→ Extracted entries

--

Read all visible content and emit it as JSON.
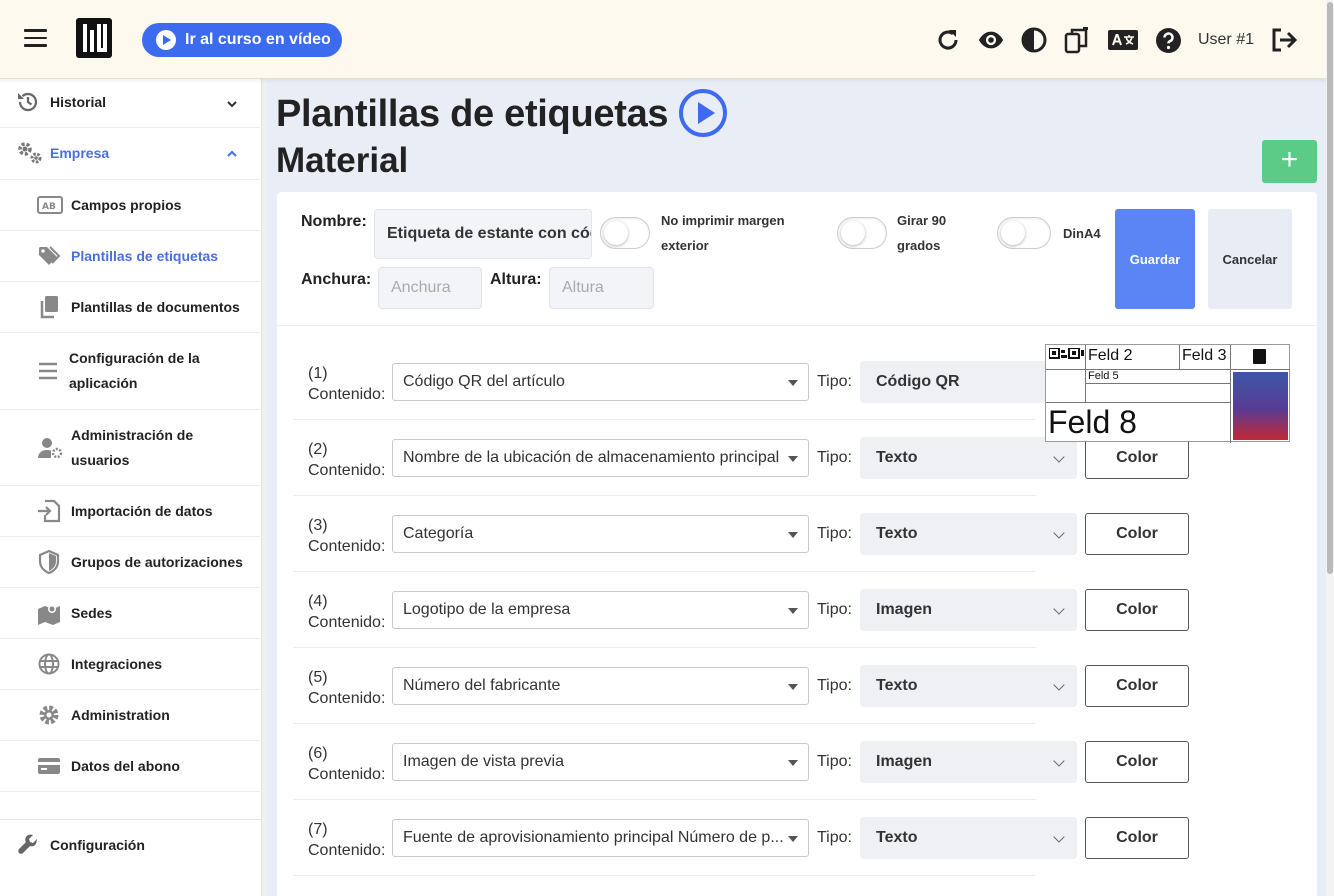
{
  "topbar": {
    "video_button": "Ir al curso en vídeo",
    "user_label": "User #1"
  },
  "sidebar": {
    "items": [
      {
        "label": "Historial"
      },
      {
        "label": "Empresa"
      },
      {
        "label": "Campos propios"
      },
      {
        "label": "Plantillas de etiquetas"
      },
      {
        "label": "Plantillas de documentos"
      },
      {
        "label": "Configuración de la aplicación"
      },
      {
        "label": "Administración de usuarios"
      },
      {
        "label": "Importación de datos"
      },
      {
        "label": "Grupos de autorizaciones"
      },
      {
        "label": "Sedes"
      },
      {
        "label": "Integraciones"
      },
      {
        "label": "Administration"
      },
      {
        "label": "Datos del abono"
      },
      {
        "label": "Configuración"
      }
    ]
  },
  "main": {
    "title": "Plantillas de etiquetas",
    "subtitle": "Material",
    "add_button": "+"
  },
  "form": {
    "name_label": "Nombre:",
    "name_value": "Etiqueta de estante con código QR",
    "width_label": "Anchura:",
    "width_placeholder": "Anchura",
    "height_label": "Altura:",
    "height_placeholder": "Altura",
    "toggle_margin_label": "No imprimir margen exterior",
    "toggle_rotate_label": "Girar 90 grados",
    "toggle_dina4_label": "DinA4",
    "save_button": "Guardar",
    "cancel_button": "Cancelar"
  },
  "rows": [
    {
      "num": "(1)",
      "content_label": "Contenido:",
      "content": "Código QR del artículo",
      "tipo_label": "Tipo:",
      "tipo": "Código QR",
      "color_button": ""
    },
    {
      "num": "(2)",
      "content_label": "Contenido:",
      "content": "Nombre de la ubicación de almacenamiento principal",
      "tipo_label": "Tipo:",
      "tipo": "Texto",
      "color_button": "Color"
    },
    {
      "num": "(3)",
      "content_label": "Contenido:",
      "content": "Categoría",
      "tipo_label": "Tipo:",
      "tipo": "Texto",
      "color_button": "Color"
    },
    {
      "num": "(4)",
      "content_label": "Contenido:",
      "content": "Logotipo de la empresa",
      "tipo_label": "Tipo:",
      "tipo": "Imagen",
      "color_button": "Color"
    },
    {
      "num": "(5)",
      "content_label": "Contenido:",
      "content": "Número del fabricante",
      "tipo_label": "Tipo:",
      "tipo": "Texto",
      "color_button": "Color"
    },
    {
      "num": "(6)",
      "content_label": "Contenido:",
      "content": "Imagen de vista previa",
      "tipo_label": "Tipo:",
      "tipo": "Imagen",
      "color_button": "Color"
    },
    {
      "num": "(7)",
      "content_label": "Contenido:",
      "content": "Fuente de aprovisionamiento principal Número de p...",
      "tipo_label": "Tipo:",
      "tipo": "Texto",
      "color_button": "Color"
    }
  ],
  "preview": {
    "feld2": "Feld 2",
    "feld3": "Feld 3",
    "feld5": "Feld 5",
    "feld8": "Feld 8"
  },
  "colors": {
    "accent": "#3d6bef",
    "save": "#5b84f4",
    "add": "#5ccb87",
    "topbar_bg": "#fdf9ee"
  }
}
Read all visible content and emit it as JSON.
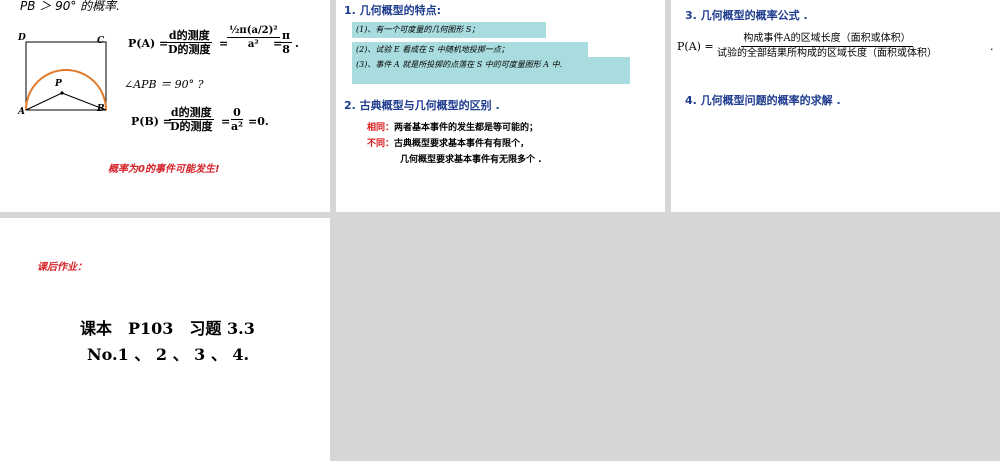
{
  "slide1": {
    "top_text": "PB ＞ 90° 的概率.",
    "labels": {
      "D": "D",
      "C": "C",
      "A": "A",
      "B": "B",
      "P": "P"
    },
    "pa_left": "P(A) =",
    "pa_frac_num": "d的测度",
    "pa_frac_den": "D的测度",
    "pa_eq": "=",
    "pa_mid_num": "½π(a/2)²",
    "pa_mid_den": "a²",
    "pa_eq2": "=",
    "pa_res_num": "π",
    "pa_res_den": "8",
    "pa_end": ".",
    "angle_text": "∠APB ＝ 90° ?",
    "pb_left": "P(B) =",
    "pb_frac_num": "d的测度",
    "pb_frac_den": "D的测度",
    "pb_eq": "=",
    "pb_mid_num": "0",
    "pb_mid_den": "a²",
    "pb_end": "=0.",
    "note": "概率为0的事件可能发生!"
  },
  "slide2": {
    "h1": "1. 几何概型的特点:",
    "box1": "(1)、有一个可度量的几何图形 S；",
    "box2": "(2)、试验 E 看成在 S 中随机地投掷一点；",
    "box3": "(3)、事件 A 就是所投掷的点落在 S 中的可度量图形 A 中.",
    "h2": "2. 古典概型与几何概型的区别 .",
    "same_label": "相同：",
    "same_text": "两者基本事件的发生都是等可能的；",
    "diff_label": "不同：",
    "diff_text1": "古典概型要求基本事件有有限个，",
    "diff_text2": "几何概型要求基本事件有无限多个 ."
  },
  "slide3": {
    "h3": "3. 几何概型的概率公式 .",
    "formula_left": "P(A) =",
    "formula_num": "构成事件A的区域长度（面积或体积）",
    "formula_den": "试验的全部结果所构成的区域长度（面积或体积）",
    "formula_end": ".",
    "h4": "4. 几何概型问题的概率的求解 ."
  },
  "slide4": {
    "homework_title": "课后作业：",
    "line1": "课本　P103　习题 3.3",
    "line2": "No.1 、 2 、 3 、 4."
  },
  "colors": {
    "heading_blue": "#1f3c8f",
    "box_teal": "#a9dcdf",
    "red": "#d91a1a",
    "arc_orange": "#e07a2a",
    "background": "#d6d6d6"
  }
}
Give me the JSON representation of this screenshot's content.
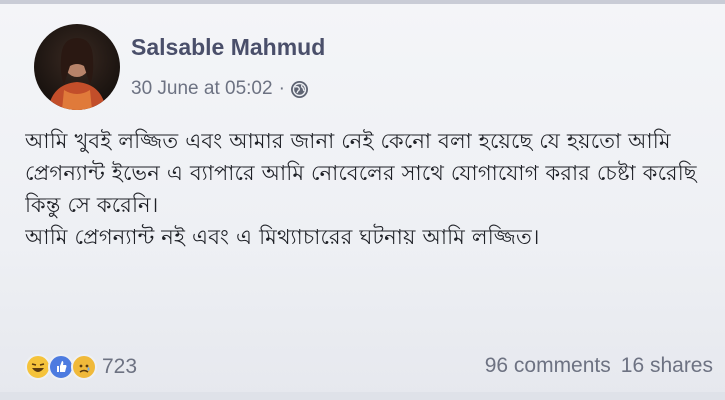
{
  "post": {
    "author": "Salsable Mahmud",
    "timestamp": "30 June at 05:02",
    "separator": "·",
    "privacy_icon": "globe-icon",
    "body_lines": [
      "আমি খুবই লজ্জিত এবং আমার জানা নেই কেনো বলা হয়েছে যে হয়তো আমি",
      "প্রেগন্যান্ট ইভেন এ ব্যাপারে আমি নোবেলের সাথে যোগাযোগ করার চেষ্টা করেছি",
      "কিন্তু সে করেনি।",
      "আমি প্রেগন্যান্ট নই এবং এ মিথ্যাচারের ঘটনায় আমি লজ্জিত।"
    ]
  },
  "footer": {
    "reaction_icons": [
      "haha-icon",
      "like-icon",
      "sad-icon"
    ],
    "reaction_count": "723",
    "comments": "96 comments",
    "shares": "16 shares"
  },
  "colors": {
    "author": "#4a4f6a",
    "meta": "#6d7282",
    "body_text": "#1e2026",
    "like_blue": "#4d7be0",
    "emoji_yellow": "#f5c33b"
  }
}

--

→ What needs to be done
Nothing but the lines from the line containing "Give me the" through the last line of the records above is to be extracted, exactly and with no pictures.

→ Full answer
Give me the JSON representation of this screenshot's content.
{
  "post": {
    "author": "Salsable Mahmud",
    "timestamp": "30 June at 05:02",
    "separator": "·",
    "privacy_icon": "globe-icon",
    "body_lines": [
      "আমি খুবই লজ্জিত এবং আমার জানা নেই কেনো বলা হয়েছে যে হয়তো আমি",
      "প্রেগন্যান্ট ইভেন এ ব্যাপারে আমি নোবেলের সাথে যোগাযোগ করার চেষ্টা করেছি",
      "কিন্তু সে করেনি।",
      "আমি প্রেগন্যান্ট নই এবং এ মিথ্যাচারের ঘটনায় আমি লজ্জিত।"
    ]
  },
  "footer": {
    "reaction_icons": [
      "haha-icon",
      "like-icon",
      "sad-icon"
    ],
    "reaction_count": "723",
    "comments": "96 comments",
    "shares": "16 shares"
  },
  "colors": {
    "author": "#4a4f6a",
    "meta": "#6d7282",
    "body_text": "#1e2026",
    "like_blue": "#4d7be0",
    "emoji_yellow": "#f5c33b"
  }
}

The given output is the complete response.